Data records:
================================

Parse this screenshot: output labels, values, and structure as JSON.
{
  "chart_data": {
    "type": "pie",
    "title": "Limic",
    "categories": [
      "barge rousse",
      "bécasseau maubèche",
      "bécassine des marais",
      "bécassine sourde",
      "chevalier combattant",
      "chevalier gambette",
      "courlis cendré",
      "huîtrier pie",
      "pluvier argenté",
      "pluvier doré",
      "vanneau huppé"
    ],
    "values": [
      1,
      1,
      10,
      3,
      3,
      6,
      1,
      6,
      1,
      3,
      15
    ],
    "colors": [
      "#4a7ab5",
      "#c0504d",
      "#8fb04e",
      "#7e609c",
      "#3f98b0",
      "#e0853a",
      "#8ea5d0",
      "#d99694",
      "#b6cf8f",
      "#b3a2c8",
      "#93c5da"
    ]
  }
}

================================

▶ **CHALLENGE**
Extract every entry in the listing word for word.

▶ **THE REPLY**
Parse this screenshot: output labels, values, and structure as JSON.
{
  "chart_data": {
    "type": "pie",
    "title": "Limic",
    "categories": [
      "barge rousse",
      "bécasseau maubèche",
      "bécassine des marais",
      "bécassine sourde",
      "chevalier combattant",
      "chevalier gambette",
      "courlis cendré",
      "huîtrier pie",
      "pluvier argenté",
      "pluvier doré",
      "vanneau huppé"
    ],
    "values": [
      1,
      1,
      10,
      3,
      3,
      6,
      1,
      6,
      1,
      3,
      15
    ],
    "colors": [
      "#4a7ab5",
      "#c0504d",
      "#8fb04e",
      "#7e609c",
      "#3f98b0",
      "#e0853a",
      "#8ea5d0",
      "#d99694",
      "#b6cf8f",
      "#b3a2c8",
      "#93c5da"
    ]
  }
}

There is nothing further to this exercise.